● Task requirements
List each line of the data in which the string "text" appears.

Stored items

......

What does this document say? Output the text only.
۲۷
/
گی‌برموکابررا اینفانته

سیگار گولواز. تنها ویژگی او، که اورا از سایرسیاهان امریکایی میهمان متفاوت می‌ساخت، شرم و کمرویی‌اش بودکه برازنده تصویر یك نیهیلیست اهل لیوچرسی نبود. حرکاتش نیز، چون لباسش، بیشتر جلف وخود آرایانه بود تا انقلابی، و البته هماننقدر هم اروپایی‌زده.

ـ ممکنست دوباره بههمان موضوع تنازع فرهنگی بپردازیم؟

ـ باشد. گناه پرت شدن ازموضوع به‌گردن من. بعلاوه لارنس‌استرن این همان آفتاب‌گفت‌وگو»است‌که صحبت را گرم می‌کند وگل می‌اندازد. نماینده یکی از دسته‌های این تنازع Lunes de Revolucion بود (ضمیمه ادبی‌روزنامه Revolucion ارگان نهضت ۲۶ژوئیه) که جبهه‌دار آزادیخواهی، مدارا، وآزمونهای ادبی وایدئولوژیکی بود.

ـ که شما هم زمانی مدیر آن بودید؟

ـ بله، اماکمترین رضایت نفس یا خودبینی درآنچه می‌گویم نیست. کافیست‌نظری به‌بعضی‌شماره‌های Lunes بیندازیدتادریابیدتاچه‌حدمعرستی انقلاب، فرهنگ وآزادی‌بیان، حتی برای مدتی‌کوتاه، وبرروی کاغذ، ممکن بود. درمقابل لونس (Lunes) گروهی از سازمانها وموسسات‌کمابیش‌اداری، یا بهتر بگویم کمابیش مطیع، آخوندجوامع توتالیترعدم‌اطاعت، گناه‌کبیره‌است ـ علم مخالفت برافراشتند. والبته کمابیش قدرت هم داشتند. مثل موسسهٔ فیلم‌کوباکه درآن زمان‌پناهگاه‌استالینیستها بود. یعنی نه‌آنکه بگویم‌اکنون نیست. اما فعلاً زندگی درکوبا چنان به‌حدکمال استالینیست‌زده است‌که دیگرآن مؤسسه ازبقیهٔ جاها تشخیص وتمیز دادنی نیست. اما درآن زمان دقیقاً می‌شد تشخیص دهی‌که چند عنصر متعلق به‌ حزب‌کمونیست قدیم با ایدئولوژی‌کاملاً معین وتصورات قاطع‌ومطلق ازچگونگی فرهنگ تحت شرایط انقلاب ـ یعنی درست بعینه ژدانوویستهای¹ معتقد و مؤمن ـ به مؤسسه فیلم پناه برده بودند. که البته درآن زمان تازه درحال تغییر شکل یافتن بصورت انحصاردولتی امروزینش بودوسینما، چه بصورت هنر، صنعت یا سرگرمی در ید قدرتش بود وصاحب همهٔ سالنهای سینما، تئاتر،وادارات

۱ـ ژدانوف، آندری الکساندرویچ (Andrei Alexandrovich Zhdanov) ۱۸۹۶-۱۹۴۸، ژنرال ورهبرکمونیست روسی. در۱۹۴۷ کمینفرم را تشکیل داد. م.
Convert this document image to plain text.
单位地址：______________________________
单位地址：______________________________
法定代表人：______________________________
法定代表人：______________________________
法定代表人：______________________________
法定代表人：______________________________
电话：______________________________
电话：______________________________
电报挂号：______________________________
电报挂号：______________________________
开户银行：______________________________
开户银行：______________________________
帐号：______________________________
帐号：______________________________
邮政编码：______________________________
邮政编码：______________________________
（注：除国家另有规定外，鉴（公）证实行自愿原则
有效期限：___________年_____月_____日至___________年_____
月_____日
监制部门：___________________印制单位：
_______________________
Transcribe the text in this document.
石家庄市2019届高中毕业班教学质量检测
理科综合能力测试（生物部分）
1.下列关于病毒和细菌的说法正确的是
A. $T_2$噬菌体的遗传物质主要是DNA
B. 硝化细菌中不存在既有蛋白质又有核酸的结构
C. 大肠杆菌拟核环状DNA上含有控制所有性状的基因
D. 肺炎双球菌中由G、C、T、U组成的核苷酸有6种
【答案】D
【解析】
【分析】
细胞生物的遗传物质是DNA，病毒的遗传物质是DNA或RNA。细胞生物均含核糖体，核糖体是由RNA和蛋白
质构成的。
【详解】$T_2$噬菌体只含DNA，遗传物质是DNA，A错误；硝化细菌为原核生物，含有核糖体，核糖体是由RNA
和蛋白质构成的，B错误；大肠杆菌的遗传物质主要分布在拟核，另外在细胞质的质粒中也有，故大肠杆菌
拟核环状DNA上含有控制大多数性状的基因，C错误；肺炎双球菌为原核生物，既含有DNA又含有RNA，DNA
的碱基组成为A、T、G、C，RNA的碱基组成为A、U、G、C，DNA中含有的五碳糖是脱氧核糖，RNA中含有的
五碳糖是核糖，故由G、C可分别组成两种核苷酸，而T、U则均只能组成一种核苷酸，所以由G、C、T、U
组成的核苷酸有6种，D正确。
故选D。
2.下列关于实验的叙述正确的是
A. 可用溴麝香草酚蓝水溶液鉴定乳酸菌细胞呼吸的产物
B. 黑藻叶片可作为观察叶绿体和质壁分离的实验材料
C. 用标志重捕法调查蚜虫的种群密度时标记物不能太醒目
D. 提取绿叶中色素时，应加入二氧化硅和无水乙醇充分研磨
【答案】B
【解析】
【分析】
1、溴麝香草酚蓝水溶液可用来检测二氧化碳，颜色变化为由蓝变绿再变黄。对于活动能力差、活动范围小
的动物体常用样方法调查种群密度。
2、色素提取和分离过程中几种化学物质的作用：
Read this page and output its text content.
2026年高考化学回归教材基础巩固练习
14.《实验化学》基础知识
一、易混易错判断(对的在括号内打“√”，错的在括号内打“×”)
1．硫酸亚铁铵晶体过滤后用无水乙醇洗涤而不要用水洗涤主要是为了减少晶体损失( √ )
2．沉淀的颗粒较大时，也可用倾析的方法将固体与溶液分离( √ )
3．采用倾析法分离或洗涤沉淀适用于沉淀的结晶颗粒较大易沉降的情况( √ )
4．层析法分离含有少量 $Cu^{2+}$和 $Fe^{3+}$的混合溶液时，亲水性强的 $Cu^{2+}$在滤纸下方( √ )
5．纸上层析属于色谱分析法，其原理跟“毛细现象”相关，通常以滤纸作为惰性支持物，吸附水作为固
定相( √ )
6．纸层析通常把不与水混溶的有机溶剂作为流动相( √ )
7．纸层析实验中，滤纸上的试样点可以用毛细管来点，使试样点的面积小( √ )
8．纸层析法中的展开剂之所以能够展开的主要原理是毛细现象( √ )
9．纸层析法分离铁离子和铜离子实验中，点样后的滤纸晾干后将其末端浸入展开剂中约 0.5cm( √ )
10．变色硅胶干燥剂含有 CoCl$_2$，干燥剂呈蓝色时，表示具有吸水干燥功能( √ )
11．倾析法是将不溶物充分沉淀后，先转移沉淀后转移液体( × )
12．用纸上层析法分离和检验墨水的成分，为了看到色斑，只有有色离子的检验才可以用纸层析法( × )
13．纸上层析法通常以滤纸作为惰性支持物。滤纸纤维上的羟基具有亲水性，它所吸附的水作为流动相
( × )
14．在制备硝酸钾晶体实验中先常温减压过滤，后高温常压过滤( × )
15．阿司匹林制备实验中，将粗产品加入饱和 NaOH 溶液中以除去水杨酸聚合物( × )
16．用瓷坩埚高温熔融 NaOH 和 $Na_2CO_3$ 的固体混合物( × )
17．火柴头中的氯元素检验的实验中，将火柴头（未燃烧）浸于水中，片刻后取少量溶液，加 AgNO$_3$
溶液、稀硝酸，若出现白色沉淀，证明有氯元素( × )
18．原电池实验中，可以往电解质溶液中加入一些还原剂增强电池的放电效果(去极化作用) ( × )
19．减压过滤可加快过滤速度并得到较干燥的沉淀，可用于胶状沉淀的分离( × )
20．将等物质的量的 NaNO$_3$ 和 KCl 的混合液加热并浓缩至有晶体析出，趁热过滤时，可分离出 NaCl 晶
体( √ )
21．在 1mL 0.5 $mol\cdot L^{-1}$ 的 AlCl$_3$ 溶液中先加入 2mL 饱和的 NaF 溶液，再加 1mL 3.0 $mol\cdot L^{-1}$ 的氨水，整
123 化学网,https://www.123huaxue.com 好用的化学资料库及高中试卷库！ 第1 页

......

● Exercise result
What does this document say? Output the text only.
Convert this document image to plain text.
Transcribe the text in this document.
Read this page and output its text content.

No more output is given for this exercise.